__Exercise objective__: Scan the following material for the string "name" and copy each line in which it appears.

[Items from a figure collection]
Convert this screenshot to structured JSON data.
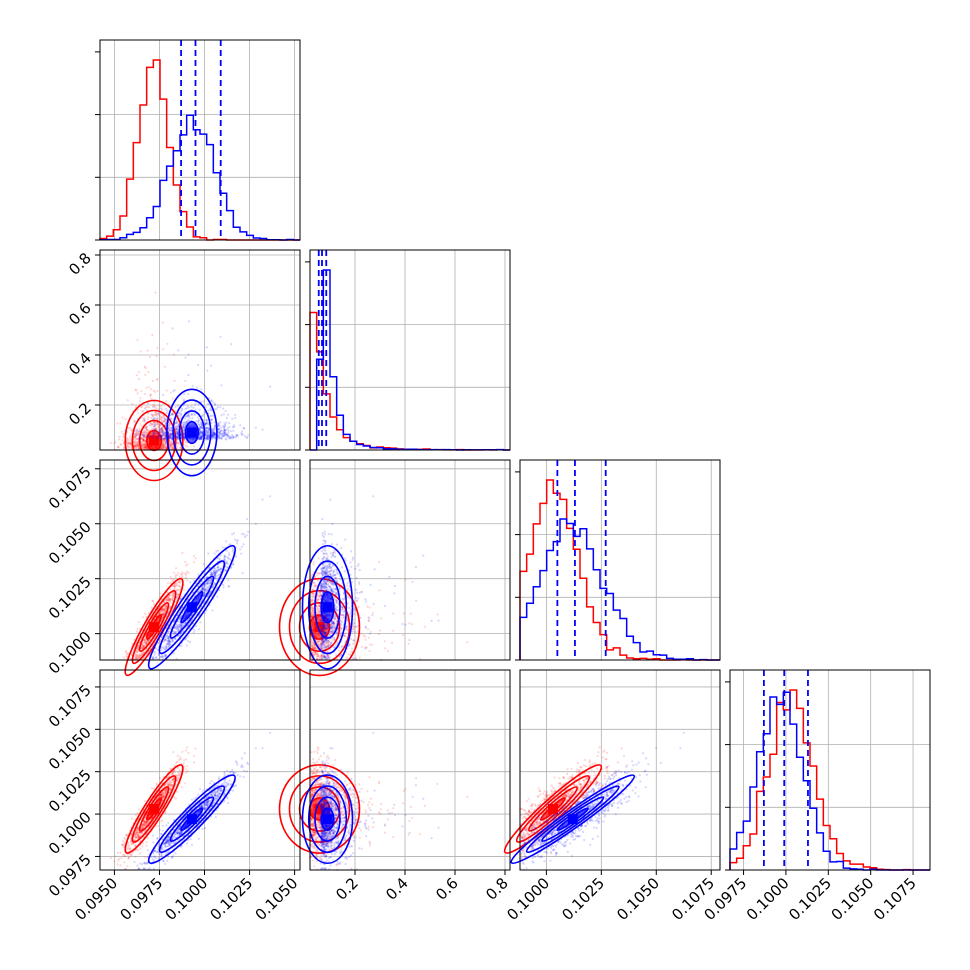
{
  "colors": {
    "series_a": "#ff0000",
    "series_b": "#0000ff",
    "grid": "#b0b0b0"
  },
  "chart_data": {
    "type": "scatter",
    "subtype": "corner-plot",
    "title": "",
    "grid": true,
    "parameters": [
      {
        "ticks": [
          "0.0950",
          "0.0975",
          "0.1000",
          "0.1025",
          "0.1050"
        ],
        "tick_values": [
          0.095,
          0.0975,
          0.1,
          0.1025,
          0.105
        ],
        "range": [
          0.0942,
          0.1053
        ]
      },
      {
        "ticks": [
          "0.2",
          "0.4",
          "0.6",
          "0.8"
        ],
        "tick_values": [
          0.2,
          0.4,
          0.6,
          0.8
        ],
        "range": [
          0.02,
          0.82
        ]
      },
      {
        "ticks": [
          "0.1000",
          "0.1025",
          "0.1050",
          "0.1075"
        ],
        "tick_values": [
          0.1,
          0.1025,
          0.105,
          0.1075
        ],
        "range": [
          0.0988,
          0.1079
        ]
      },
      {
        "ticks": [
          "0.0975",
          "0.1000",
          "0.1025",
          "0.1050",
          "0.1075"
        ],
        "tick_values": [
          0.0975,
          0.1,
          0.1025,
          0.105,
          0.1075
        ],
        "range": [
          0.0967,
          0.1085
        ]
      }
    ],
    "series": [
      {
        "color": "#ff0000",
        "means": [
          0.0972,
          0.058,
          0.1003,
          0.1003
        ],
        "sigmas": [
          0.0008,
          0.08,
          0.0011,
          0.0013
        ],
        "hist_tails": [
          0.5,
          2.5,
          0.5,
          0.6
        ],
        "correlations": [
          [
            0,
            2,
            0.92
          ],
          [
            0,
            3,
            0.92
          ],
          [
            2,
            3,
            0.95
          ]
        ]
      },
      {
        "color": "#0000ff",
        "means": [
          0.0993,
          0.09,
          0.1012,
          0.0997
        ],
        "sigmas": [
          0.0012,
          0.05,
          0.0014,
          0.0013
        ],
        "hist_tails": [
          0.4,
          1.5,
          0.4,
          0.3
        ],
        "correlations": [
          [
            0,
            2,
            0.94
          ],
          [
            0,
            3,
            0.94
          ],
          [
            2,
            3,
            0.97
          ]
        ]
      }
    ],
    "quantile_lines": [
      [
        0.0987,
        0.0995,
        0.1009
      ],
      [
        0.055,
        0.068,
        0.085
      ],
      [
        0.1005,
        0.1013,
        0.1027
      ],
      [
        0.0987,
        0.0999,
        0.1013
      ]
    ],
    "quantile_color": "#0000ff"
  }
}
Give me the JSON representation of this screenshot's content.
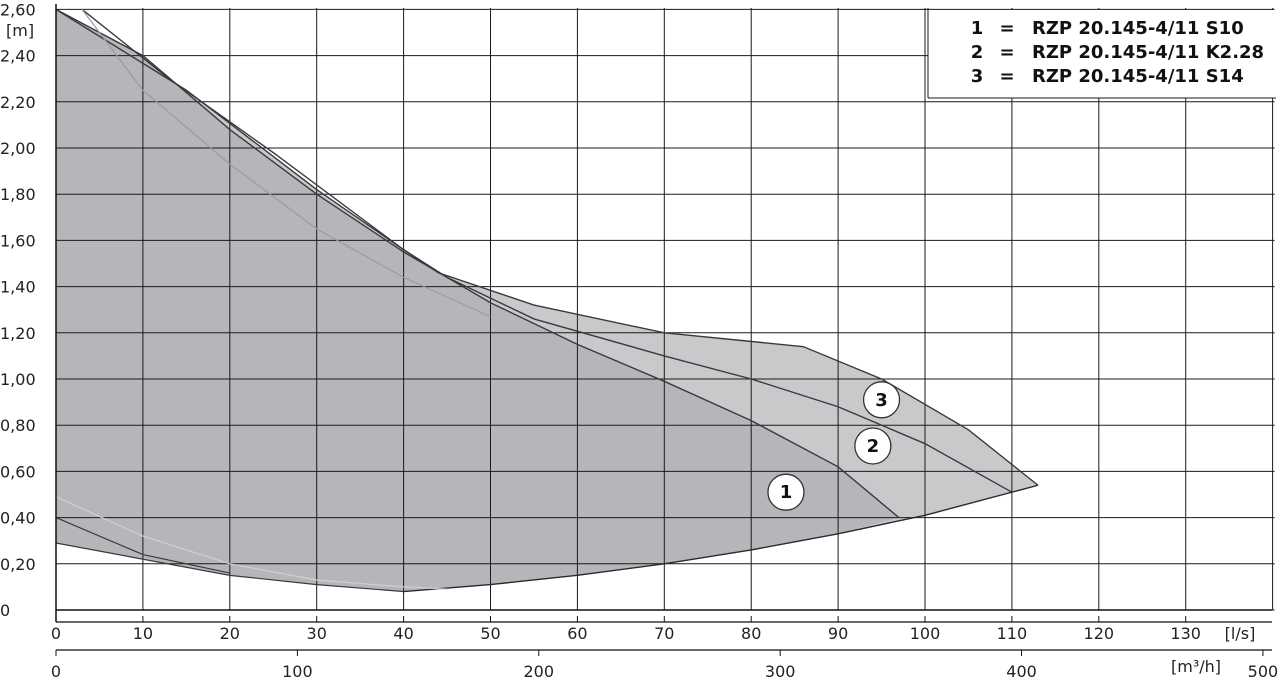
{
  "chart_data": {
    "type": "area",
    "ylabel": "[m]",
    "xlabel": "[l/s]",
    "x2label": "[m³/h]",
    "xlim": [
      0,
      140
    ],
    "ylim": [
      0,
      2.6
    ],
    "x2lim": [
      0,
      504
    ],
    "y_ticks": [
      "0",
      "0,20",
      "0,40",
      "0,60",
      "0,80",
      "1,00",
      "1,20",
      "1,40",
      "1,60",
      "1,80",
      "2,00",
      "2,20",
      "2,40",
      "2,60"
    ],
    "x_ticks": [
      "0",
      "10",
      "20",
      "30",
      "40",
      "50",
      "60",
      "70",
      "80",
      "90",
      "100",
      "110",
      "120",
      "130"
    ],
    "x2_ticks": [
      "0",
      "100",
      "200",
      "300",
      "400",
      "500"
    ],
    "grid": true,
    "legend_position": "top-right",
    "legend": [
      {
        "num": "1",
        "eq": "=",
        "name": "RZP 20.145-4/11 S10"
      },
      {
        "num": "2",
        "eq": "=",
        "name": "RZP 20.145-4/11 K2.28"
      },
      {
        "num": "3",
        "eq": "=",
        "name": "RZP 20.145-4/11 S14"
      }
    ],
    "series": [
      {
        "id": "1",
        "values": [
          [
            0,
            2.6
          ],
          [
            10,
            2.4
          ],
          [
            20,
            2.08
          ],
          [
            30,
            1.8
          ],
          [
            40,
            1.55
          ],
          [
            50,
            1.33
          ],
          [
            60,
            1.15
          ],
          [
            70,
            0.99
          ],
          [
            80,
            0.82
          ],
          [
            90,
            0.62
          ],
          [
            97,
            0.4
          ]
        ]
      },
      {
        "id": "2",
        "values": [
          [
            3,
            2.6
          ],
          [
            13,
            2.3
          ],
          [
            25,
            1.98
          ],
          [
            40,
            1.56
          ],
          [
            45,
            1.44
          ],
          [
            55,
            1.26
          ],
          [
            70,
            1.1
          ],
          [
            80,
            1.0
          ],
          [
            90,
            0.88
          ],
          [
            100,
            0.72
          ],
          [
            110,
            0.51
          ]
        ]
      },
      {
        "id": "3",
        "values": [
          [
            0,
            2.6
          ],
          [
            15,
            2.25
          ],
          [
            30,
            1.82
          ],
          [
            40,
            1.56
          ],
          [
            44,
            1.46
          ],
          [
            55,
            1.32
          ],
          [
            70,
            1.2
          ],
          [
            86,
            1.14
          ],
          [
            95,
            1.0
          ],
          [
            105,
            0.78
          ],
          [
            113,
            0.54
          ]
        ]
      }
    ],
    "system_curve": [
      [
        40,
        0.08
      ],
      [
        50,
        0.11
      ],
      [
        60,
        0.15
      ],
      [
        70,
        0.2
      ],
      [
        80,
        0.26
      ],
      [
        90,
        0.33
      ],
      [
        100,
        0.41
      ],
      [
        113,
        0.54
      ]
    ],
    "lower_boundary": [
      [
        0,
        0.29
      ],
      [
        20,
        0.15
      ],
      [
        30,
        0.11
      ],
      [
        40,
        0.08
      ]
    ],
    "secondary_boundary": [
      [
        0,
        0.4
      ],
      [
        10,
        0.24
      ],
      [
        20,
        0.16
      ]
    ],
    "efficiency_curve": [
      [
        3,
        2.6
      ],
      [
        10,
        2.25
      ],
      [
        20,
        1.93
      ],
      [
        30,
        1.65
      ],
      [
        40,
        1.44
      ],
      [
        50,
        1.27
      ]
    ],
    "efficiency_curve_low": [
      [
        0,
        0.49
      ],
      [
        10,
        0.32
      ],
      [
        20,
        0.2
      ],
      [
        30,
        0.13
      ],
      [
        40,
        0.1
      ],
      [
        45,
        0.09
      ]
    ],
    "markers": [
      {
        "label": "1",
        "x": 84,
        "y": 0.51
      },
      {
        "label": "2",
        "x": 94,
        "y": 0.71
      },
      {
        "label": "3",
        "x": 95,
        "y": 0.91
      }
    ],
    "fill_colors": {
      "envelope": "#c9c9cc",
      "inner": "#b6b6ba"
    }
  }
}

__Output of the exercise__:
        "name": "RZP 20.145-4/11 S10"
        "name": "RZP 20.145-4/11 K2.28"
        "name": "RZP 20.145-4/11 S14"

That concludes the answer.